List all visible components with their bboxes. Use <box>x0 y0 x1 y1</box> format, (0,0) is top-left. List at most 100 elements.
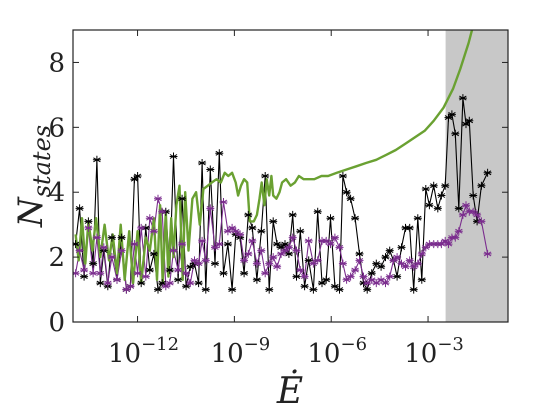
series-1-point-4 <box>89 269 98 278</box>
series-0-point-98 <box>469 191 478 200</box>
series-0-point-1 <box>75 204 84 213</box>
series-0-point-32 <box>201 285 210 294</box>
series-1-point-24 <box>169 246 178 255</box>
series-1-point-5 <box>92 233 101 242</box>
shaded-region <box>445 30 508 322</box>
series-0-point-58 <box>309 285 318 294</box>
series-0-point-73 <box>372 259 381 268</box>
series-1-point-28 <box>186 279 195 288</box>
series-0-point-28 <box>186 262 195 271</box>
y-tick-label-0: 0 <box>48 308 65 338</box>
tick-layer: 0 2 4 6 8 10−12 10−9 10−6 10−3 <box>48 30 508 369</box>
series-1-point-77 <box>389 256 398 265</box>
series-1-point-12 <box>122 285 131 294</box>
series-1-point-76 <box>385 272 394 281</box>
series-0-point-16 <box>137 279 146 288</box>
series-1-point-78 <box>393 253 402 262</box>
series-0-point-38 <box>228 285 237 294</box>
series-1-point-16 <box>137 223 146 232</box>
shaded-region-rect <box>445 30 508 322</box>
series-1-point-20 <box>154 194 162 203</box>
series-0-point-54 <box>292 272 301 281</box>
series-1-point-35 <box>215 240 224 249</box>
series-1-point-19 <box>149 227 158 236</box>
series-0-point-80 <box>401 223 410 232</box>
series-0-point-82 <box>409 285 418 294</box>
series-1-point-58 <box>309 259 318 268</box>
series-1-point-82 <box>409 262 418 271</box>
series-1-point-21 <box>158 207 167 216</box>
series-1-point-87 <box>429 240 438 249</box>
series-1-point-91 <box>444 240 453 249</box>
series-0-point-43 <box>248 223 257 232</box>
series-1-point-39 <box>231 227 240 236</box>
series-0-point-100 <box>477 181 486 190</box>
series-1-point-66 <box>342 275 351 284</box>
series-1-point-89 <box>437 240 446 249</box>
series-0-point-63 <box>330 282 339 291</box>
series-0-point-90 <box>441 181 450 190</box>
y-tick-label-2: 2 <box>48 243 65 273</box>
series-1-point-79 <box>397 259 406 268</box>
series-1-point-101 <box>483 249 492 258</box>
series-1-point-73 <box>372 279 381 288</box>
plot-frame <box>72 29 509 323</box>
series-1-point-98 <box>469 207 478 216</box>
y-tick-label-8: 8 <box>48 48 65 78</box>
series-1-point-95 <box>458 210 467 219</box>
series-1-point-9 <box>107 253 116 262</box>
series-1-point-90 <box>441 236 450 245</box>
series-1-point-0 <box>73 269 80 278</box>
series-0-point-76 <box>385 246 394 255</box>
x-tick-label-0: 10−12 <box>108 334 179 369</box>
series-1-point-15 <box>133 269 142 278</box>
series-1-point-75 <box>381 279 390 288</box>
series-0-point-44 <box>252 275 261 284</box>
series-0-point-34 <box>211 259 219 268</box>
series-0-point-101 <box>483 168 492 177</box>
series-1-point-49 <box>273 262 282 271</box>
series-0-point-31 <box>198 159 207 167</box>
series-1-point-10 <box>113 275 121 284</box>
series-0-point-11 <box>117 233 126 242</box>
series-1-point-86 <box>425 240 434 249</box>
x-tick-label-1: 10−9 <box>211 334 271 369</box>
series-1-point-34 <box>211 243 219 252</box>
series-1-point-45 <box>257 246 266 255</box>
series-1-point-62 <box>326 240 335 249</box>
series-0-point-79 <box>397 243 406 252</box>
series-1-point-93 <box>451 233 460 242</box>
series-1-point-80 <box>401 262 410 271</box>
series-1-point-55 <box>296 266 305 275</box>
series-0-point-83 <box>413 214 422 223</box>
series-0-point-94 <box>454 204 463 213</box>
series-1-point-46 <box>261 269 270 278</box>
series-1-point-54 <box>292 246 301 255</box>
series-0-point-97 <box>465 116 474 125</box>
series-1-point-22 <box>161 282 170 291</box>
series-1-point-50 <box>277 249 286 258</box>
series-1-point-31 <box>198 236 207 245</box>
series-0-point-41 <box>240 269 249 278</box>
series-1-point-83 <box>413 259 422 268</box>
series-1-point-72 <box>367 275 376 284</box>
series-1-point-23 <box>165 279 174 288</box>
series-0-point-56 <box>300 282 309 291</box>
series-1-point-42 <box>244 249 253 258</box>
series-1-point-61 <box>322 236 331 245</box>
series-1-point-51 <box>281 246 289 255</box>
series-0-point-4 <box>89 259 98 268</box>
series-0-point-71 <box>363 285 372 294</box>
series-1-point-48 <box>269 253 278 262</box>
series-0-point-37 <box>223 240 232 249</box>
series-1-point-40 <box>236 230 245 239</box>
series-0-point-86 <box>425 201 434 210</box>
series-0-point-45 <box>257 227 266 236</box>
series-0-point-95 <box>458 94 467 103</box>
series-0-point-52 <box>284 249 293 258</box>
series-0-point-25 <box>174 275 183 284</box>
series-1-point-74 <box>377 275 386 284</box>
series-1-point-6 <box>96 269 105 278</box>
series-0-point-42 <box>244 210 253 219</box>
series-0-point-20 <box>154 285 162 294</box>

--------------------------------------------------

Request
Render every line of the items above as a JSON list of strings, one string per line, with blank lines omitted. Leave the pictures out of the answer.

Exercise response
[
  "List all visible components with their bboxes. Use <box>x0 y0 x1 y1</box> format, (0,0) is top-left. List at most 100 elements.",
  "series-1-point-4 <box>89 269 98 278</box>",
  "series-0-point-98 <box>469 191 478 200</box>",
  "series-0-point-1 <box>75 204 84 213</box>",
  "series-0-point-32 <box>201 285 210 294</box>",
  "series-1-point-24 <box>169 246 178 255</box>",
  "series-1-point-5 <box>92 233 101 242</box>",
  "shaded-region <box>445 30 508 322</box>",
  "series-0-point-58 <box>309 285 318 294</box>",
  "series-0-point-73 <box>372 259 381 268</box>",
  "series-1-point-28 <box>186 279 195 288</box>",
  "series-0-point-28 <box>186 262 195 271</box>",
  "y-tick-label-0: 0 <box>48 308 65 338</box>",
  "tick-layer: 0 2 4 6 8 10−12 10−9 10−6 10−3 <box>48 30 508 369</box>",
  "series-1-point-77 <box>389 256 398 265</box>",
  "series-1-point-12 <box>122 285 131 294</box>",
  "series-1-point-76 <box>385 272 394 281</box>",
  "series-0-point-16 <box>137 279 146 288</box>",
  "series-1-point-78 <box>393 253 402 262</box>",
  "series-0-point-38 <box>228 285 237 294</box>",
  "series-1-point-16 <box>137 223 146 232</box>",
  "shaded-region-rect <box>445 30 508 322</box>",
  "series-1-point-20 <box>154 194 162 203</box>",
  "series-0-point-54 <box>292 272 301 281</box>",
  "series-1-point-35 <box>215 240 224 249</box>",
  "series-1-point-19 <box>149 227 158 236</box>",
  "series-0-point-80 <box>401 223 410 232</box>",
  "series-0-point-82 <box>409 285 418 294</box>",
  "series-1-point-58 <box>309 259 318 268</box>",
  "series-1-point-82 <box>409 262 418 271</box>",
  "series-1-point-21 <box>158 207 167 216</box>",
  "series-1-point-87 <box>429 240 438 249</box>",
  "series-1-point-91 <box>444 240 453 249</box>",
  "series-0-point-43 <box>248 223 257 232</box>",
  "series-1-point-39 <box>231 227 240 236</box>",
  "series-0-point-100 <box>477 181 486 190</box>",
  "series-1-point-66 <box>342 275 351 284</box>",
  "series-1-point-89 <box>437 240 446 249</box>",
  "series-0-point-63 <box>330 282 339 291</box>",
  "series-0-point-90 <box>441 181 450 190</box>",
  "y-tick-label-2: 2 <box>48 243 65 273</box>",
  "series-1-point-79 <box>397 259 406 268</box>",
  "series-1-point-101 <box>483 249 492 258</box>",
  "series-1-point-73 <box>372 279 381 288</box>",
  "plot-frame <box>72 29 509 323</box>",
  "series-1-point-98 <box>469 207 478 216</box>",
  "y-tick-label-8: 8 <box>48 48 65 78</box>",
  "series-1-point-95 <box>458 210 467 219</box>",
  "series-1-point-9 <box>107 253 116 262</box>",
  "series-1-point-90 <box>441 236 450 245</box>",
  "series-1-point-0 <box>73 269 80 278</box>",
  "series-0-point-76 <box>385 246 394 255</box>",
  "x-tick-label-0: 10−12 <box>108 334 179 369</box>",
  "series-1-point-15 <box>133 269 142 278</box>",
  "series-1-point-75 <box>381 279 390 288</box>",
  "series-0-point-44 <box>252 275 261 284</box>",
  "series-0-point-34 <box>211 259 219 268</box>",
  "series-0-point-101 <box>483 168 492 177</box>",
  "series-1-point-49 <box>273 262 282 271</box>",
  "series-0-point-31 <box>198 159 207 167</box>",
  "series-1-point-10 <box>113 275 121 284</box>",
  "series-0-point-11 <box>117 233 126 242</box>",
  "series-1-point-86 <box>425 240 434 249</box>",
  "x-tick-label-1: 10−9 <box>211 334 271 369</box>",
  "series-1-point-34 <box>211 243 219 252</box>",
  "series-1-point-45 <box>257 246 266 255</box>",
  "series-1-point-62 <box>326 240 335 249</box>",
  "series-0-point-79 <box>397 243 406 252</box>",
  "series-1-point-93 <box>451 233 460 242</box>",
  "series-1-point-80 <box>401 262 410 271</box>",
  "series-1-point-55 <box>296 266 305 275</box>",
  "series-0-point-83 <box>413 214 422 223</box>",
  "series-0-point-94 <box>454 204 463 213</box>",
  "series-1-point-46 <box>261 269 270 278</box>",
  "series-1-point-54 <box>292 246 301 255</box>",
  "series-0-point-97 <box>465 116 474 125</box>",
  "series-1-point-22 <box>161 282 170 291</box>",
  "series-1-point-50 <box>277 249 286 258</box>",
  "series-1-point-31 <box>198 236 207 245</box>",
  "series-0-point-41 <box>240 269 249 278</box>",
  "series-1-point-83 <box>413 259 422 268</box>",
  "series-1-point-72 <box>367 275 376 284</box>",
  "series-1-point-23 <box>165 279 174 288</box>",
  "series-0-point-56 <box>300 282 309 291</box>",
  "series-1-point-42 <box>244 249 253 258</box>",
  "series-1-point-61 <box>322 236 331 245</box>",
  "series-1-point-51 <box>281 246 289 255</box>",
  "series-0-point-4 <box>89 259 98 268</box>",
  "series-0-point-71 <box>363 285 372 294</box>",
  "series-1-point-48 <box>269 253 278 262</box>",
  "series-0-point-37 <box>223 240 232 249</box>",
  "series-1-point-40 <box>236 230 245 239</box>",
  "series-0-point-86 <box>425 201 434 210</box>",
  "series-0-point-45 <box>257 227 266 236</box>",
  "series-0-point-95 <box>458 94 467 103</box>",
  "series-0-point-52 <box>284 249 293 258</box>",
  "series-0-point-25 <box>174 275 183 284</box>",
  "series-1-point-74 <box>377 275 386 284</box>",
  "series-1-point-6 <box>96 269 105 278</box>",
  "series-0-point-42 <box>244 210 253 219</box>",
  "series-0-point-20 <box>154 285 162 294</box>"
]